The study’s results are interesting in light of the fact that the control group received free psychiatric care every one to three months from the Ministry of Civil Affairs or from a relatively new and substantial service provided by the Ministry of Health (the so-called 686 Project) (
13). As noted by Bond and colleagues (
2), the original study of ACT in the United States found strong evidence of ACT’s effectiveness in improving participants’ outcomes; however, the evidence was less robust for several ACT programs that provided only basic ACT services and demonstrated lower fidelity to the ACT model. In addition, studies in the United Kingdom by Burns and colleagues (
4) did not find the same strong evidence of effectiveness, which may reflect the fact that ACT was compared with a set of standard community services that had been enriched. Thus the positive outcomes in China are meaningful and may be associated with the team’s high fidelity to the ACT model, the team’s frequent contacts with patients and families, optimization of health care resources, early recognition of warning signs of relapse, and the individualized intervention (
2,
3,
12).
The preliminary finding of improved social functioning of patients in the intervention group may be associated with the ACT model’s frequent contacts and individualized treatment plans for achieving rehabilitative goals through employment, independent living skills, social skills, and crisis coping skills. Lower psychopathology as measured by PANSS scores may also have contributed to better social functioning by lowering interference from symptoms. The positive changes in both social functioning and psychopathology are likely interactive. In this study, strong family involvement and a relative lack of substance abuse issues are also beneficial factors, echoing a study of ACT in Japan (
6).
In addition, the introduction of ACT’s principles of respectful, nonjudgmental, patient-centered interactions may have contributed to patients’ improved social and clinical functioning. ACT may also help reduce patients’ sense of stigma.

---+---

◆ Your objective: Summarize the passage about ACT outcomes in China in two sentences.

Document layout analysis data
---+---

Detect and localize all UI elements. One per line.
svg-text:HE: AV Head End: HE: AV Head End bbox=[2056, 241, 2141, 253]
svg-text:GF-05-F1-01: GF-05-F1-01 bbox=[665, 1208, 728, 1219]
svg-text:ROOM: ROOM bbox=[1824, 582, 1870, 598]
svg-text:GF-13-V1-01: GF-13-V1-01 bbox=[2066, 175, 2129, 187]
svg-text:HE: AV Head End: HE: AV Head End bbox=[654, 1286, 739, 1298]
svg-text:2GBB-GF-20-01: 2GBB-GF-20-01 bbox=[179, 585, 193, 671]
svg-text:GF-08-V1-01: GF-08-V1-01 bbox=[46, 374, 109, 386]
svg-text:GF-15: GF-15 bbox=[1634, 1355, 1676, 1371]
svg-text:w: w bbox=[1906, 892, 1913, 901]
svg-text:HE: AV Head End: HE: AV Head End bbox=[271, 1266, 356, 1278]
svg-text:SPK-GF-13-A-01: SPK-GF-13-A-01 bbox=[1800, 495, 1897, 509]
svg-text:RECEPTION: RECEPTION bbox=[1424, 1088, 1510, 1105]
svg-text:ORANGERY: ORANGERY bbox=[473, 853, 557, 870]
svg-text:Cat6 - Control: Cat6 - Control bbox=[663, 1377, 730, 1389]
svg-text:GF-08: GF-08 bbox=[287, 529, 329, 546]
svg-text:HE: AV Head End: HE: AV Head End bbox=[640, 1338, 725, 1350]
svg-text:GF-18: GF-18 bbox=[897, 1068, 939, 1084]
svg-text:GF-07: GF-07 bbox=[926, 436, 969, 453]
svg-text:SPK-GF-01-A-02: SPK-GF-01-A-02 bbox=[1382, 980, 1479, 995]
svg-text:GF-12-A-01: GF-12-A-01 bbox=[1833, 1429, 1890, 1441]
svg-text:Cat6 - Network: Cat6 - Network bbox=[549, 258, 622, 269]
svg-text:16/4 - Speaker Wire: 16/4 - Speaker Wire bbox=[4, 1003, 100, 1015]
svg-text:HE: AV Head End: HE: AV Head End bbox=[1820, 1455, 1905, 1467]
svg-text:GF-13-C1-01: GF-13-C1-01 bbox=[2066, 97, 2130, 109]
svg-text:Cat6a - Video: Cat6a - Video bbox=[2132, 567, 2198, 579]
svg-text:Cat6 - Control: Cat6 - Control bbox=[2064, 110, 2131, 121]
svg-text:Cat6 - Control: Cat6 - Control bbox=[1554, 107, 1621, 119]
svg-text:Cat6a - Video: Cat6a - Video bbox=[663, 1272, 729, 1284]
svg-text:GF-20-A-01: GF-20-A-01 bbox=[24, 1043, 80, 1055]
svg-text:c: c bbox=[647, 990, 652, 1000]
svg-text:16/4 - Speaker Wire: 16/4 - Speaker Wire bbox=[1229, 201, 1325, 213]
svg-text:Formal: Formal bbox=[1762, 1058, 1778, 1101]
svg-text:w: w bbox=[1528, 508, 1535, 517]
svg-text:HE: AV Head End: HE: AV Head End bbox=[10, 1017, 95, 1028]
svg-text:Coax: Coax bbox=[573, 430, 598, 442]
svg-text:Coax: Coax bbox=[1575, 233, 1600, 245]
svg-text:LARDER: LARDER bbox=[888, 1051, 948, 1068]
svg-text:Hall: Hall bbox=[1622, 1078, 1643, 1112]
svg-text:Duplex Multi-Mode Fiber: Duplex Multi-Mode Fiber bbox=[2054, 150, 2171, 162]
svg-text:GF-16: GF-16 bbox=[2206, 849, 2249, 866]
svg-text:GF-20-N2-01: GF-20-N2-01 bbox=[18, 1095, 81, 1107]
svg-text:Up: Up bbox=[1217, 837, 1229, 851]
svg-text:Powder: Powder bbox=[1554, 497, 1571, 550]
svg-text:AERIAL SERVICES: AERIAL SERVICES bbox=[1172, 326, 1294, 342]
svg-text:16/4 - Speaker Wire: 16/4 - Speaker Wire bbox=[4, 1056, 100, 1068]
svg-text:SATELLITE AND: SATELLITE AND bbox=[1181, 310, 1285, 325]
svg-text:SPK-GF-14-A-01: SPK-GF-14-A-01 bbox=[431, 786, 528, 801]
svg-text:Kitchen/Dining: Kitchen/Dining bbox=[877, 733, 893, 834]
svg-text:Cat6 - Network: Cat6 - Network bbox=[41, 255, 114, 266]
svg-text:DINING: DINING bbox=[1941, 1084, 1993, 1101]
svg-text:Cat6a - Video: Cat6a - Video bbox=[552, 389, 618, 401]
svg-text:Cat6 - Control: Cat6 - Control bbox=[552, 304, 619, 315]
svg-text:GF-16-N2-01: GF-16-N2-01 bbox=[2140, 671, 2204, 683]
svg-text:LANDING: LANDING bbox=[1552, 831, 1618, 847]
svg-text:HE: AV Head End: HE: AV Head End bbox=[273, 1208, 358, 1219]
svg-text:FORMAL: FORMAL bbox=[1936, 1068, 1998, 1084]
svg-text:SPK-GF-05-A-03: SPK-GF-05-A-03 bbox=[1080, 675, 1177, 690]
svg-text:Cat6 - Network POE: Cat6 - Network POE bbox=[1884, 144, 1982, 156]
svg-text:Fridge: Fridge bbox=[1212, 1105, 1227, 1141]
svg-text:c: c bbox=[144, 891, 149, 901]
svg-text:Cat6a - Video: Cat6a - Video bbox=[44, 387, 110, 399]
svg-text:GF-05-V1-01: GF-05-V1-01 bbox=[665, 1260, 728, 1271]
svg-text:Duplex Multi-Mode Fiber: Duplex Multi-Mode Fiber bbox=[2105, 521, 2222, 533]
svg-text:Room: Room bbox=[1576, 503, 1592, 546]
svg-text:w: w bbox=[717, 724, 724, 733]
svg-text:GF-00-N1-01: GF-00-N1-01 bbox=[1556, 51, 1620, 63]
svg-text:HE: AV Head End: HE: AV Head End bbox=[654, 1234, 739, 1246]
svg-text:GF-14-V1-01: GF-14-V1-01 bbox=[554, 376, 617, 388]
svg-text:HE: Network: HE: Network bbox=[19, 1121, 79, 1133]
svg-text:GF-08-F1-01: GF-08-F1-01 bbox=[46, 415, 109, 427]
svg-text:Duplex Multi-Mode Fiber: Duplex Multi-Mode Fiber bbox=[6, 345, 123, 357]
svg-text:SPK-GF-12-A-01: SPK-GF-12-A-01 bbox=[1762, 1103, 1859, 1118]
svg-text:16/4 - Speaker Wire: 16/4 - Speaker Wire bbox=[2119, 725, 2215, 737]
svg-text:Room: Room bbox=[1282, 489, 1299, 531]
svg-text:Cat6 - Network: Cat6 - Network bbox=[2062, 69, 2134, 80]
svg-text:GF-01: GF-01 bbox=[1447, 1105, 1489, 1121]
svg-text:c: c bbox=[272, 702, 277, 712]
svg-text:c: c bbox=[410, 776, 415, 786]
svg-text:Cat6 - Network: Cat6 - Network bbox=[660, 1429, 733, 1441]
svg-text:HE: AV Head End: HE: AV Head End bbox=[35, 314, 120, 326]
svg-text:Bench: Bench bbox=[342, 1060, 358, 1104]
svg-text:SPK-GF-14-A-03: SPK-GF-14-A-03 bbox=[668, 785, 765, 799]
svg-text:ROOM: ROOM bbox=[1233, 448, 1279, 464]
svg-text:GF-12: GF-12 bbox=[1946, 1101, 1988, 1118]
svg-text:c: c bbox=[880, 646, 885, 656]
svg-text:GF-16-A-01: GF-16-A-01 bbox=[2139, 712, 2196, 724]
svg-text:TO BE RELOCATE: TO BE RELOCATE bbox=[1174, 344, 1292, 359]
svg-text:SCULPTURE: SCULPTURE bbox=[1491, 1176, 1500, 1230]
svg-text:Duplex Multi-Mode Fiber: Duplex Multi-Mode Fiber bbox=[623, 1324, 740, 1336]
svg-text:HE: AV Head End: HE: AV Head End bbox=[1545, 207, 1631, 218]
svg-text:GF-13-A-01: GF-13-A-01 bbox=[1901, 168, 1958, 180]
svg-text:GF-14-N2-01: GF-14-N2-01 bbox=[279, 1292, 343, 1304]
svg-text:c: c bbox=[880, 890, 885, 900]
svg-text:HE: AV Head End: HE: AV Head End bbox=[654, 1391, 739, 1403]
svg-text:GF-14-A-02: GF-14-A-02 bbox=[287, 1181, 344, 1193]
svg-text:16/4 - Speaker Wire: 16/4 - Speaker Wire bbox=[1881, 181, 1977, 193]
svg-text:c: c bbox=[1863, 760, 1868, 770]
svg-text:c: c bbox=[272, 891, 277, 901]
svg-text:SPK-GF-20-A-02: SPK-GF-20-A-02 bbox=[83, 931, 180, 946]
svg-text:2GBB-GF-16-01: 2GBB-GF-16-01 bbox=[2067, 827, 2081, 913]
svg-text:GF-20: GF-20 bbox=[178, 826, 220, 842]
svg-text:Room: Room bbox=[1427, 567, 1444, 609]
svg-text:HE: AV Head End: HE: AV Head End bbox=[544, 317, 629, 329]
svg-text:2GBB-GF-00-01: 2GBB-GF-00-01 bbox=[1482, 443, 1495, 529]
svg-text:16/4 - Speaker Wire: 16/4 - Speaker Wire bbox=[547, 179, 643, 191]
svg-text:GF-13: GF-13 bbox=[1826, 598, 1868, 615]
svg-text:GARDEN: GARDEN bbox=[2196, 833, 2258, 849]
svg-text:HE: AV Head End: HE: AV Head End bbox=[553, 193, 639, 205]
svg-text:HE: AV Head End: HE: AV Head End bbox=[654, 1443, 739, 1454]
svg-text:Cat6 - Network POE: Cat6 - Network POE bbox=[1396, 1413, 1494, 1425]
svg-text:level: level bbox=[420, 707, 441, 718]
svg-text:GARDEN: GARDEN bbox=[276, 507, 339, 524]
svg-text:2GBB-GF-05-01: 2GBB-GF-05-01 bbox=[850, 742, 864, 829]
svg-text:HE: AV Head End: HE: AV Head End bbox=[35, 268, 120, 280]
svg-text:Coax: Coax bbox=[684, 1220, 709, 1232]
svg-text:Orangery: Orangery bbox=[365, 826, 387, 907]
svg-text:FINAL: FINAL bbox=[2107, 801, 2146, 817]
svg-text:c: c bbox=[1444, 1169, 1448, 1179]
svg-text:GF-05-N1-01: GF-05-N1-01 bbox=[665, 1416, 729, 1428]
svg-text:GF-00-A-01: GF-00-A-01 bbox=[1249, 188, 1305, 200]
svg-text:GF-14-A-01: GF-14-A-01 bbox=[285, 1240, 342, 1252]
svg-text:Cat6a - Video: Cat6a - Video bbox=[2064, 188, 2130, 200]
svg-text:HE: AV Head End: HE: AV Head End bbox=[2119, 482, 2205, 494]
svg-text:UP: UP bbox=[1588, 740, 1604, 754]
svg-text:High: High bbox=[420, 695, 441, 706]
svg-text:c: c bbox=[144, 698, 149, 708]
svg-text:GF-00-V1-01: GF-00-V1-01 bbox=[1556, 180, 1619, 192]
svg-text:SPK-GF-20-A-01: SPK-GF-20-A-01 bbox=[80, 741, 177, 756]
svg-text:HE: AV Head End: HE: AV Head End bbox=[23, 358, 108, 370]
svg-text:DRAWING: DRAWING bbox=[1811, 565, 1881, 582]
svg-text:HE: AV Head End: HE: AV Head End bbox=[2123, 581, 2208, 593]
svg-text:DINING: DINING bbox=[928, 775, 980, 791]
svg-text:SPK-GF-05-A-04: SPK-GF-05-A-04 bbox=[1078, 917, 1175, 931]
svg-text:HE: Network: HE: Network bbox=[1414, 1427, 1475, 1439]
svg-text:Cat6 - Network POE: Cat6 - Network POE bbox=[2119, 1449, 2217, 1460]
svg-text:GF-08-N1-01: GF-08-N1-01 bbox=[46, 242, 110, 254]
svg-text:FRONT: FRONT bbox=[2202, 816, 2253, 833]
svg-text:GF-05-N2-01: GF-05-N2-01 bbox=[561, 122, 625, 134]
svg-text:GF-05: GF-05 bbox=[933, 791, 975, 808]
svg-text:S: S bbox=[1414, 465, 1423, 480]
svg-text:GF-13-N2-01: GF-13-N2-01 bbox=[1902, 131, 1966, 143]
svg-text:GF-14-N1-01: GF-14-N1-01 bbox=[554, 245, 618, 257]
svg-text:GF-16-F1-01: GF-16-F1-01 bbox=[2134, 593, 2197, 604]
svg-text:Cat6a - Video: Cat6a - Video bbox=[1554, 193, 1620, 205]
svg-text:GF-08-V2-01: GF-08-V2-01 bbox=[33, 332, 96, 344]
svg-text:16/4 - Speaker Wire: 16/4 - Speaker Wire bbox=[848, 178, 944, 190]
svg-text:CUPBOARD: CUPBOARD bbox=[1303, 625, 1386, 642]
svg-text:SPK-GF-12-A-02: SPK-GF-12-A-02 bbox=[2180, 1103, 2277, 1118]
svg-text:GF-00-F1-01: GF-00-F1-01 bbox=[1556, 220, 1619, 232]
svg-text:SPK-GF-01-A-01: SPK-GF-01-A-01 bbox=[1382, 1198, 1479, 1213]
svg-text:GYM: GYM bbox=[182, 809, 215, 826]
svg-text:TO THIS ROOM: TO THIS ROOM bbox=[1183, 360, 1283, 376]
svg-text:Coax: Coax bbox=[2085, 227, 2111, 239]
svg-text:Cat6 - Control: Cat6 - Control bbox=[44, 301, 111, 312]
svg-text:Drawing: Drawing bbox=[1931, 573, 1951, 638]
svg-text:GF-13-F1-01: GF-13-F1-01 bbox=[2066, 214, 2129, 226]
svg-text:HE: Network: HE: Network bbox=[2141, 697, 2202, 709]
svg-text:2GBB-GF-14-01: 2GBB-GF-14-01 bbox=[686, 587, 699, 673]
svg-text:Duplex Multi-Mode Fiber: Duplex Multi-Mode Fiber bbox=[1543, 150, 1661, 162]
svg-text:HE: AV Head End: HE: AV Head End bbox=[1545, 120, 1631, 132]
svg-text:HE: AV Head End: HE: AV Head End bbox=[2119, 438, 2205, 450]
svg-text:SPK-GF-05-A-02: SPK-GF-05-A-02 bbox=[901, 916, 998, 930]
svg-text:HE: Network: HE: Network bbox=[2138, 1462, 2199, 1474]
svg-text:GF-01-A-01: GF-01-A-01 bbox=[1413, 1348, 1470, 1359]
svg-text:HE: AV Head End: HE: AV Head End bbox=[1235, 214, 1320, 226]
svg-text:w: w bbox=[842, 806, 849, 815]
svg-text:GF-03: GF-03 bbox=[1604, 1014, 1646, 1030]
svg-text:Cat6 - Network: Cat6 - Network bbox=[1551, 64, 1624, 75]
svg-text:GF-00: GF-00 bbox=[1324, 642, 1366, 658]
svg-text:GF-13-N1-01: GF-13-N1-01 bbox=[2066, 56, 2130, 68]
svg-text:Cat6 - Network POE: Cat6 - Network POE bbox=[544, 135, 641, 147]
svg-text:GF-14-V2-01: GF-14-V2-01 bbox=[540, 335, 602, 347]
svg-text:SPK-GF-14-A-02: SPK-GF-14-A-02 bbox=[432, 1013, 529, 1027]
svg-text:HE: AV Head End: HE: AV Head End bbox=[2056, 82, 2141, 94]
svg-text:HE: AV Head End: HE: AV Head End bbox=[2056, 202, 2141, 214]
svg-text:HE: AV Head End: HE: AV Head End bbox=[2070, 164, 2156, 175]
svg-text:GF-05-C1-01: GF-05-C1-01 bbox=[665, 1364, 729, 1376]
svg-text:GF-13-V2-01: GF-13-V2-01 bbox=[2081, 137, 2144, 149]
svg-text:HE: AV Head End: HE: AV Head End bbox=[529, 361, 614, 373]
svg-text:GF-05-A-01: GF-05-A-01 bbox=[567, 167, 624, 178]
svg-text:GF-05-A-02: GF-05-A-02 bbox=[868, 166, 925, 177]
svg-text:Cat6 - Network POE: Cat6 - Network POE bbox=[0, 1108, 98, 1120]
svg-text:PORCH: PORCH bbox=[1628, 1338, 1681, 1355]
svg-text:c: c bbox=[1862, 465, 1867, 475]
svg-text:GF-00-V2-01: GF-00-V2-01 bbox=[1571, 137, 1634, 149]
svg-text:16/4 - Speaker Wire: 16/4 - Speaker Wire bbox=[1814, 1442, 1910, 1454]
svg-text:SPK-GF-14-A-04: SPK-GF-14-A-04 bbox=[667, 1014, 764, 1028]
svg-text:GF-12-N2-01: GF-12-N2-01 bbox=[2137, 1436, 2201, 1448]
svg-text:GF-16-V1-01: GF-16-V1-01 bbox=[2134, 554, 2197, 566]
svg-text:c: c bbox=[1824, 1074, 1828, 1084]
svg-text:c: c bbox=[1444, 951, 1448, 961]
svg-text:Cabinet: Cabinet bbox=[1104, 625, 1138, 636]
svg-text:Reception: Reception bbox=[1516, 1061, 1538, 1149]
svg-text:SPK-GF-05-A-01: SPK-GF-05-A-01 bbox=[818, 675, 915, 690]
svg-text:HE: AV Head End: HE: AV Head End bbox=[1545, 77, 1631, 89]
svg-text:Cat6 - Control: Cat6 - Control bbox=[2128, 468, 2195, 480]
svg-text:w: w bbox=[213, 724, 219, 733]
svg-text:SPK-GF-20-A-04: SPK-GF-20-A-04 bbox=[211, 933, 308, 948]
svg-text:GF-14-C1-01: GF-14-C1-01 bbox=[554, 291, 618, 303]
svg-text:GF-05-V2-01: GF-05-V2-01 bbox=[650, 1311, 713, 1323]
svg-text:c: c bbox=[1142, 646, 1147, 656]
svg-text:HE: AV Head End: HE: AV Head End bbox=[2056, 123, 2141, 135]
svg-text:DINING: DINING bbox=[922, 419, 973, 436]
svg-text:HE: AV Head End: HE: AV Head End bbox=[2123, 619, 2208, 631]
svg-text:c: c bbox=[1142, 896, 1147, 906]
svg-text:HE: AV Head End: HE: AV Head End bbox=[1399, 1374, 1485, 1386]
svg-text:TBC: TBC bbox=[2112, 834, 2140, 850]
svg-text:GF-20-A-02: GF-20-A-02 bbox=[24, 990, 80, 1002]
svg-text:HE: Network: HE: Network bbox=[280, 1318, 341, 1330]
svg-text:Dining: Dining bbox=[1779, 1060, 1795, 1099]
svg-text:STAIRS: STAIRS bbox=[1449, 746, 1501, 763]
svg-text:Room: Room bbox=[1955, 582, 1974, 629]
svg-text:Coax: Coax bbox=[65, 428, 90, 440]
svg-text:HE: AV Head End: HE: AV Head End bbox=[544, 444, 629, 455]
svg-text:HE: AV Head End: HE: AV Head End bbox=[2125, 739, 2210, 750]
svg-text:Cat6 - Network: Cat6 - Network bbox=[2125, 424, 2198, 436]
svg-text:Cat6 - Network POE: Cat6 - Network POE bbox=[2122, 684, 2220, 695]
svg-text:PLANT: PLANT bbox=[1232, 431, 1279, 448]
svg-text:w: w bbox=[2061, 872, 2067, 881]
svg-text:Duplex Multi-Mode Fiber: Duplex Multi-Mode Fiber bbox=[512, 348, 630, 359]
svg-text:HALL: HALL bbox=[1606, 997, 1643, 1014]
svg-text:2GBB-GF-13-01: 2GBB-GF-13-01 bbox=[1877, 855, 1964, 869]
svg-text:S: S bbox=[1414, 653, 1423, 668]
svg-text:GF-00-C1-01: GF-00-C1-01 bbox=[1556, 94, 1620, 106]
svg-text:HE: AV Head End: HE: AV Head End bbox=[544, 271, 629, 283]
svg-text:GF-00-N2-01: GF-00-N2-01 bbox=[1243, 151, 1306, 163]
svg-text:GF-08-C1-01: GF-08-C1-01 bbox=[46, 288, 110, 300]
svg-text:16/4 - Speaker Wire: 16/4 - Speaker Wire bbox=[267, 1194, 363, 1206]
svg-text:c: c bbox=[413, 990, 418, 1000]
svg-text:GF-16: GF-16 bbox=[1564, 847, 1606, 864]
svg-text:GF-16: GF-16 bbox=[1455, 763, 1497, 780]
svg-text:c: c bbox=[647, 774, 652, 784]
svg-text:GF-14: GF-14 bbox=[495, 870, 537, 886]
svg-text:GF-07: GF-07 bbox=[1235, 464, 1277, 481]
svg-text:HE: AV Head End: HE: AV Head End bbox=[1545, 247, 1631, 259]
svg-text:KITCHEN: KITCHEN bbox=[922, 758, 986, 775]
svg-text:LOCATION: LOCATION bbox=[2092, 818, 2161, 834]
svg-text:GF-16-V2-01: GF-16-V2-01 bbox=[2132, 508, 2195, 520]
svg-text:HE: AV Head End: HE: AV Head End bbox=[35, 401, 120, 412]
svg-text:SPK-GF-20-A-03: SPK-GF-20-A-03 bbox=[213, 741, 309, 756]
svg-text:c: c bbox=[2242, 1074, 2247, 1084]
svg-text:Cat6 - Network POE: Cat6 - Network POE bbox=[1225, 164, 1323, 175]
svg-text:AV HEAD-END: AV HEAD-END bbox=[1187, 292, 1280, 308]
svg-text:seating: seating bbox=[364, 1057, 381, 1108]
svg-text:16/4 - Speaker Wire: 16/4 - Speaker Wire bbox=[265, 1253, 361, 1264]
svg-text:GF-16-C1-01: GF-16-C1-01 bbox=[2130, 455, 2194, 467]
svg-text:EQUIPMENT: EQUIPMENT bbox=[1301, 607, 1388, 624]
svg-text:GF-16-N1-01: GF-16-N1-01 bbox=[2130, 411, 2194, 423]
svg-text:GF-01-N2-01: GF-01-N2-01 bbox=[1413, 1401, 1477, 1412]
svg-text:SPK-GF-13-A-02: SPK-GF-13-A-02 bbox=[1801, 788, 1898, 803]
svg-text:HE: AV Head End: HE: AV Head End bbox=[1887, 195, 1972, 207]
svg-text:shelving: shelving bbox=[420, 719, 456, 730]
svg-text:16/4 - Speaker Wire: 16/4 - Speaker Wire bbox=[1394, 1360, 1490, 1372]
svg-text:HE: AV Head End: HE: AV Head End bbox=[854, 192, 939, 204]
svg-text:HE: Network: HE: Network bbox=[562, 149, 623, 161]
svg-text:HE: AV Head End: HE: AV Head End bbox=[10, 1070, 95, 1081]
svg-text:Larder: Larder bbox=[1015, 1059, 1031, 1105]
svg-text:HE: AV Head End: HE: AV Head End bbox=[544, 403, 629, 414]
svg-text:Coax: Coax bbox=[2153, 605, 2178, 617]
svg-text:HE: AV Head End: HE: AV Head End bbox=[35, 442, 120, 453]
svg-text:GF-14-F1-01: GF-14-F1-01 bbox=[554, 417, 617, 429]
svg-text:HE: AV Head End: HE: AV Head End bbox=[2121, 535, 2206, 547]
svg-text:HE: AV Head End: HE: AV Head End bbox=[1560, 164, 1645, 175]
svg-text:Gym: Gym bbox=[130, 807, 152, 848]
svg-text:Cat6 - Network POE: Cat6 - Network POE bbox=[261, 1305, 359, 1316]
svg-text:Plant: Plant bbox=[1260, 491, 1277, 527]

---+---

◆ Solution for this problem: The study's positive results for ACT in China are notable because the control group also received free psychiatric care, and studies in the United States and the United Kingdom found weaker evidence for lower-fidelity programs or when ACT was compared with enriched standard services. The improvements in the intervention group may be associated with high fidelity to the ACT model, frequent contacts with patients and families, individualized treatment, lower psychopathology, strong family involvement, little substance abuse, and ACT's respectful, patient-centered principles.